◆ SHORT PROBLEM ◆
Quote each record exactly, please, leaving none out.

◆ RECORDS FOR THIS EXERCISE ◆
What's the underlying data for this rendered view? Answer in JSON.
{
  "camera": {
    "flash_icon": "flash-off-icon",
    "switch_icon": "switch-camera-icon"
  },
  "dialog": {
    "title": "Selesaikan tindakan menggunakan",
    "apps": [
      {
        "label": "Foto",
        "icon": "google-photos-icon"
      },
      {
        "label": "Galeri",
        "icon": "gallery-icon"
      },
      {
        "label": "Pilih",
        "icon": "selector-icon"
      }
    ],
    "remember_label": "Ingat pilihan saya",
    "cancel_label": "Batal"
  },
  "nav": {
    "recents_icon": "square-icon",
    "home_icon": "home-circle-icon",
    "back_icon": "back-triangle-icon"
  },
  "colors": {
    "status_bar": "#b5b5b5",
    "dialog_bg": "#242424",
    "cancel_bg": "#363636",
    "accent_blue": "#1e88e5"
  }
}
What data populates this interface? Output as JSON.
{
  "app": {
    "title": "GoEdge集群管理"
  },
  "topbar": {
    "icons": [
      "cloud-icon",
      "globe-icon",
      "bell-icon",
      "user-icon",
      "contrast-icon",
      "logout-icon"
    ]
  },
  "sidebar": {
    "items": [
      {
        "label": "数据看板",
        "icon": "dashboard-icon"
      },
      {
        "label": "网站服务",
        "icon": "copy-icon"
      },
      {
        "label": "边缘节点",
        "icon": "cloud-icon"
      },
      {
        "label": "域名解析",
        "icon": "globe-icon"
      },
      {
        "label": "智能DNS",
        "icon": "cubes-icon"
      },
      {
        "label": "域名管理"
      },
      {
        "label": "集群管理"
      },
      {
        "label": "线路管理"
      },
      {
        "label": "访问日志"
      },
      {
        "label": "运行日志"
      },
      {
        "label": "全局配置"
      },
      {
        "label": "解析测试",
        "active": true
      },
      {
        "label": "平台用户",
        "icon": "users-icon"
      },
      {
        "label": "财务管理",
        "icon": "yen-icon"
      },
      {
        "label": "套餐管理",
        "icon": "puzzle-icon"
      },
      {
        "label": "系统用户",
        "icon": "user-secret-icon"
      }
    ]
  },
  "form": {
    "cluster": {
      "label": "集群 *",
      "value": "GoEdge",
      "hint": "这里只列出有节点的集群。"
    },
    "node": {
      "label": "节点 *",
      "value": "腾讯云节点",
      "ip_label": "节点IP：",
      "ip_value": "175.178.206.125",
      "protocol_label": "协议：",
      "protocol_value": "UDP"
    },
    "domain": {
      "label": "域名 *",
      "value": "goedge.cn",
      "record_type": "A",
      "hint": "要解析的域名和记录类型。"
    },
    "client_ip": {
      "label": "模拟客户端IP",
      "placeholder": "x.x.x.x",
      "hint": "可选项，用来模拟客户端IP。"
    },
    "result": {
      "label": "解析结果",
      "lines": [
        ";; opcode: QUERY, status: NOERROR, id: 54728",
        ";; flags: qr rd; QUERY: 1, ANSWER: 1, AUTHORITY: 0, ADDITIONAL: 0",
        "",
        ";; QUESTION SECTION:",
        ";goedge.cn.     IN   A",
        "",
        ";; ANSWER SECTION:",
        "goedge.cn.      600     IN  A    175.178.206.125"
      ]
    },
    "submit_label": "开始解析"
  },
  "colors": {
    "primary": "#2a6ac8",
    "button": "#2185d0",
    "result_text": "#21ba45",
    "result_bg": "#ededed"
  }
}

◆ FULL ANSWER ◆
What's the underlying data for this rendered view? Answer in JSON.
{
  "camera": {
    "flash_icon": "flash-off-icon",
    "switch_icon": "switch-camera-icon"
  },
  "dialog": {
    "title": "Selesaikan tindakan menggunakan",
    "apps": [
      {
        "label": "Foto",
        "icon": "google-photos-icon"
      },
      {
        "label": "Galeri",
        "icon": "gallery-icon"
      },
      {
        "label": "Pilih",
        "icon": "selector-icon"
      }
    ],
    "remember_label": "Ingat pilihan saya",
    "cancel_label": "Batal"
  },
  "nav": {
    "recents_icon": "square-icon",
    "home_icon": "home-circle-icon",
    "back_icon": "back-triangle-icon"
  },
  "colors": {
    "status_bar": "#b5b5b5",
    "dialog_bg": "#242424",
    "cancel_bg": "#363636",
    "accent_blue": "#1e88e5"
  }
}
What data populates this interface? Output as JSON.
{
  "app": {
    "title": "GoEdge集群管理"
  },
  "topbar": {
    "icons": [
      "cloud-icon",
      "globe-icon",
      "bell-icon",
      "user-icon",
      "contrast-icon",
      "logout-icon"
    ]
  },
  "sidebar": {
    "items": [
      {
        "label": "数据看板",
        "icon": "dashboard-icon"
      },
      {
        "label": "网站服务",
        "icon": "copy-icon"
      },
      {
        "label": "边缘节点",
        "icon": "cloud-icon"
      },
      {
        "label": "域名解析",
        "icon": "globe-icon"
      },
      {
        "label": "智能DNS",
        "icon": "cubes-icon"
      },
      {
        "label": "域名管理"
      },
      {
        "label": "集群管理"
      },
      {
        "label": "线路管理"
      },
      {
        "label": "访问日志"
      },
      {
        "label": "运行日志"
      },
      {
        "label": "全局配置"
      },
      {
        "label": "解析测试",
        "active": true
      },
      {
        "label": "平台用户",
        "icon": "users-icon"
      },
      {
        "label": "财务管理",
        "icon": "yen-icon"
      },
      {
        "label": "套餐管理",
        "icon": "puzzle-icon"
      },
      {
        "label": "系统用户",
        "icon": "user-secret-icon"
      }
    ]
  },
  "form": {
    "cluster": {
      "label": "集群 *",
      "value": "GoEdge",
      "hint": "这里只列出有节点的集群。"
    },
    "node": {
      "label": "节点 *",
      "value": "腾讯云节点",
      "ip_label": "节点IP：",
      "ip_value": "175.178.206.125",
      "protocol_label": "协议：",
      "protocol_value": "UDP"
    },
    "domain": {
      "label": "域名 *",
      "value": "goedge.cn",
      "record_type": "A",
      "hint": "要解析的域名和记录类型。"
    },
    "client_ip": {
      "label": "模拟客户端IP",
      "placeholder": "x.x.x.x",
      "hint": "可选项，用来模拟客户端IP。"
    },
    "result": {
      "label": "解析结果",
      "lines": [
        ";; opcode: QUERY, status: NOERROR, id: 54728",
        ";; flags: qr rd; QUERY: 1, ANSWER: 1, AUTHORITY: 0, ADDITIONAL: 0",
        "",
        ";; QUESTION SECTION:",
        ";goedge.cn.     IN   A",
        "",
        ";; ANSWER SECTION:",
        "goedge.cn.      600     IN  A    175.178.206.125"
      ]
    },
    "submit_label": "开始解析"
  },
  "colors": {
    "primary": "#2a6ac8",
    "button": "#2185d0",
    "result_text": "#21ba45",
    "result_bg": "#ededed"
  }
}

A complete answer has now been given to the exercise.